[Source records]

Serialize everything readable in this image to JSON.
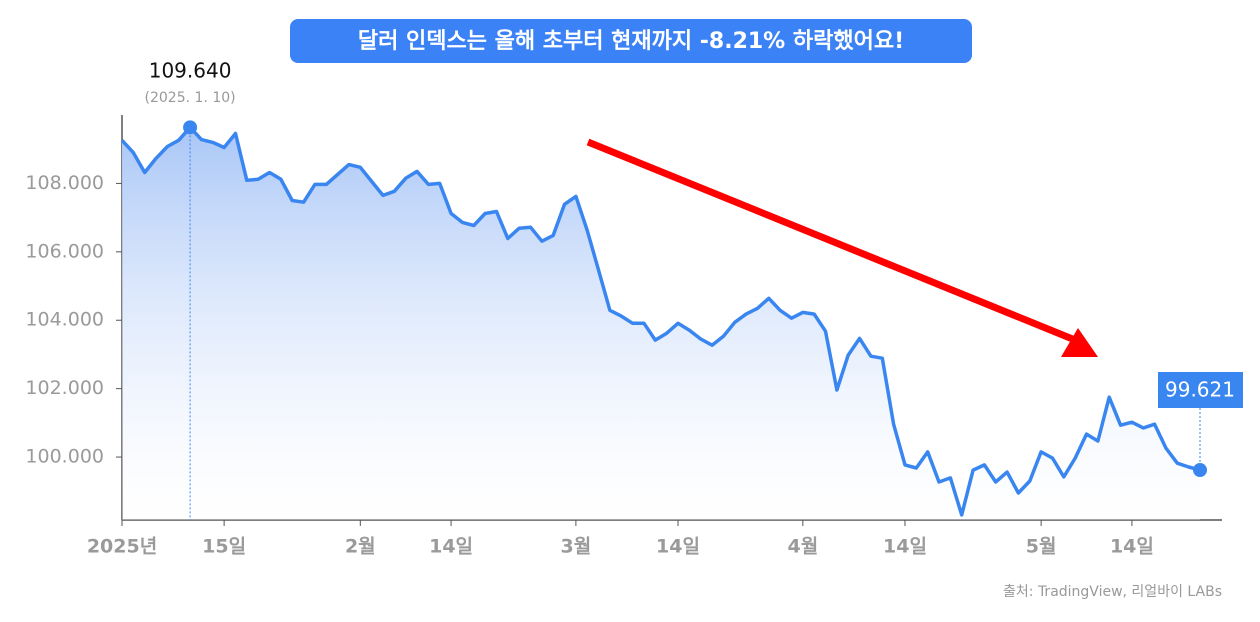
{
  "chart_data": {
    "type": "line",
    "title": "달러 인덱스는 올해 초부터 현재까지 -8.21% 하락했어요!",
    "source": "출처: TradingView, 리얼바이 LABs",
    "categories": [
      "2025년",
      null,
      null,
      null,
      null,
      null,
      null,
      null,
      null,
      "15일",
      null,
      null,
      null,
      null,
      null,
      null,
      null,
      null,
      null,
      null,
      null,
      "2월",
      null,
      null,
      null,
      null,
      null,
      null,
      null,
      "14일",
      null,
      null,
      null,
      null,
      null,
      null,
      null,
      null,
      null,
      null,
      "3월",
      null,
      null,
      null,
      null,
      null,
      null,
      null,
      null,
      "14일",
      null,
      null,
      null,
      null,
      null,
      null,
      null,
      null,
      null,
      null,
      "4월",
      null,
      null,
      null,
      null,
      null,
      null,
      null,
      null,
      "14일",
      null,
      null,
      null,
      null,
      null,
      null,
      null,
      null,
      null,
      null,
      null,
      "5월",
      null,
      null,
      null,
      null,
      null,
      null,
      null,
      "14일",
      null,
      null,
      null,
      null,
      null,
      null
    ],
    "series": [
      {
        "name": "달러 인덱스",
        "color": "#3a86f0",
        "values": [
          109.26,
          108.9,
          108.32,
          108.73,
          109.08,
          109.26,
          109.64,
          109.28,
          109.2,
          109.05,
          109.46,
          108.09,
          108.12,
          108.32,
          108.12,
          107.5,
          107.45,
          107.97,
          107.97,
          108.26,
          108.55,
          108.47,
          108.06,
          107.65,
          107.77,
          108.15,
          108.35,
          107.97,
          108.0,
          107.12,
          106.86,
          106.77,
          107.12,
          107.18,
          106.39,
          106.69,
          106.72,
          106.31,
          106.48,
          107.39,
          107.62,
          106.63,
          105.46,
          104.29,
          104.12,
          103.91,
          103.91,
          103.42,
          103.62,
          103.91,
          103.71,
          103.45,
          103.27,
          103.53,
          103.94,
          104.18,
          104.35,
          104.64,
          104.29,
          104.06,
          104.23,
          104.18,
          103.68,
          101.96,
          102.98,
          103.47,
          102.95,
          102.89,
          100.96,
          99.77,
          99.68,
          100.15,
          99.27,
          99.39,
          98.31,
          99.62,
          99.77,
          99.27,
          99.56,
          98.95,
          99.3,
          100.15,
          99.97,
          99.42,
          99.97,
          100.67,
          100.47,
          101.75,
          100.93,
          101.02,
          100.85,
          100.96,
          100.26,
          99.82,
          99.71,
          99.621
        ],
        "value_labels": [
          null,
          null,
          null,
          null,
          null,
          null,
          "109.640",
          null,
          null,
          null,
          null,
          null,
          null,
          null,
          null,
          null,
          null,
          null,
          null,
          null,
          null,
          null,
          null,
          null,
          null,
          null,
          null,
          null,
          null,
          null,
          null,
          null,
          null,
          null,
          null,
          null,
          null,
          null,
          null,
          null,
          null,
          null,
          null,
          null,
          null,
          null,
          null,
          null,
          null,
          null,
          null,
          null,
          null,
          null,
          null,
          null,
          null,
          null,
          null,
          null,
          null,
          null,
          null,
          null,
          null,
          null,
          null,
          null,
          null,
          null,
          null,
          null,
          null,
          null,
          null,
          null,
          null,
          null,
          null,
          null,
          null,
          null,
          null,
          null,
          null,
          null,
          null,
          null,
          null,
          null,
          null,
          null,
          null,
          null,
          null,
          "99.621"
        ]
      }
    ],
    "annotations": [
      "(2025. 1. 10)"
    ],
    "ylim": [
      98.16,
      110
    ],
    "yticks": [
      {
        "value": 100,
        "label": "100.000"
      },
      {
        "value": 102,
        "label": "102.000"
      },
      {
        "value": 104,
        "label": "104.000"
      },
      {
        "value": 106,
        "label": "106.000"
      },
      {
        "value": 108,
        "label": "108.000"
      }
    ],
    "grid": false
  }
}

§ **PROBLEM STATEMENT**
Repeat the data in full and exactly. Omit pictures.

§ **COMPLETE ANSWER**
Serialize everything readable in this image to JSON.
{
  "chart_data": {
    "type": "line",
    "title": "달러 인덱스는 올해 초부터 현재까지 -8.21% 하락했어요!",
    "source": "출처: TradingView, 리얼바이 LABs",
    "categories": [
      "2025년",
      null,
      null,
      null,
      null,
      null,
      null,
      null,
      null,
      "15일",
      null,
      null,
      null,
      null,
      null,
      null,
      null,
      null,
      null,
      null,
      null,
      "2월",
      null,
      null,
      null,
      null,
      null,
      null,
      null,
      "14일",
      null,
      null,
      null,
      null,
      null,
      null,
      null,
      null,
      null,
      null,
      "3월",
      null,
      null,
      null,
      null,
      null,
      null,
      null,
      null,
      "14일",
      null,
      null,
      null,
      null,
      null,
      null,
      null,
      null,
      null,
      null,
      "4월",
      null,
      null,
      null,
      null,
      null,
      null,
      null,
      null,
      "14일",
      null,
      null,
      null,
      null,
      null,
      null,
      null,
      null,
      null,
      null,
      null,
      "5월",
      null,
      null,
      null,
      null,
      null,
      null,
      null,
      "14일",
      null,
      null,
      null,
      null,
      null,
      null
    ],
    "series": [
      {
        "name": "달러 인덱스",
        "color": "#3a86f0",
        "values": [
          109.26,
          108.9,
          108.32,
          108.73,
          109.08,
          109.26,
          109.64,
          109.28,
          109.2,
          109.05,
          109.46,
          108.09,
          108.12,
          108.32,
          108.12,
          107.5,
          107.45,
          107.97,
          107.97,
          108.26,
          108.55,
          108.47,
          108.06,
          107.65,
          107.77,
          108.15,
          108.35,
          107.97,
          108.0,
          107.12,
          106.86,
          106.77,
          107.12,
          107.18,
          106.39,
          106.69,
          106.72,
          106.31,
          106.48,
          107.39,
          107.62,
          106.63,
          105.46,
          104.29,
          104.12,
          103.91,
          103.91,
          103.42,
          103.62,
          103.91,
          103.71,
          103.45,
          103.27,
          103.53,
          103.94,
          104.18,
          104.35,
          104.64,
          104.29,
          104.06,
          104.23,
          104.18,
          103.68,
          101.96,
          102.98,
          103.47,
          102.95,
          102.89,
          100.96,
          99.77,
          99.68,
          100.15,
          99.27,
          99.39,
          98.31,
          99.62,
          99.77,
          99.27,
          99.56,
          98.95,
          99.3,
          100.15,
          99.97,
          99.42,
          99.97,
          100.67,
          100.47,
          101.75,
          100.93,
          101.02,
          100.85,
          100.96,
          100.26,
          99.82,
          99.71,
          99.621
        ],
        "value_labels": [
          null,
          null,
          null,
          null,
          null,
          null,
          "109.640",
          null,
          null,
          null,
          null,
          null,
          null,
          null,
          null,
          null,
          null,
          null,
          null,
          null,
          null,
          null,
          null,
          null,
          null,
          null,
          null,
          null,
          null,
          null,
          null,
          null,
          null,
          null,
          null,
          null,
          null,
          null,
          null,
          null,
          null,
          null,
          null,
          null,
          null,
          null,
          null,
          null,
          null,
          null,
          null,
          null,
          null,
          null,
          null,
          null,
          null,
          null,
          null,
          null,
          null,
          null,
          null,
          null,
          null,
          null,
          null,
          null,
          null,
          null,
          null,
          null,
          null,
          null,
          null,
          null,
          null,
          null,
          null,
          null,
          null,
          null,
          null,
          null,
          null,
          null,
          null,
          null,
          null,
          null,
          null,
          null,
          null,
          null,
          null,
          "99.621"
        ]
      }
    ],
    "annotations": [
      "(2025. 1. 10)"
    ],
    "ylim": [
      98.16,
      110
    ],
    "yticks": [
      {
        "value": 100,
        "label": "100.000"
      },
      {
        "value": 102,
        "label": "102.000"
      },
      {
        "value": 104,
        "label": "104.000"
      },
      {
        "value": 106,
        "label": "106.000"
      },
      {
        "value": 108,
        "label": "108.000"
      }
    ],
    "grid": false
  }
}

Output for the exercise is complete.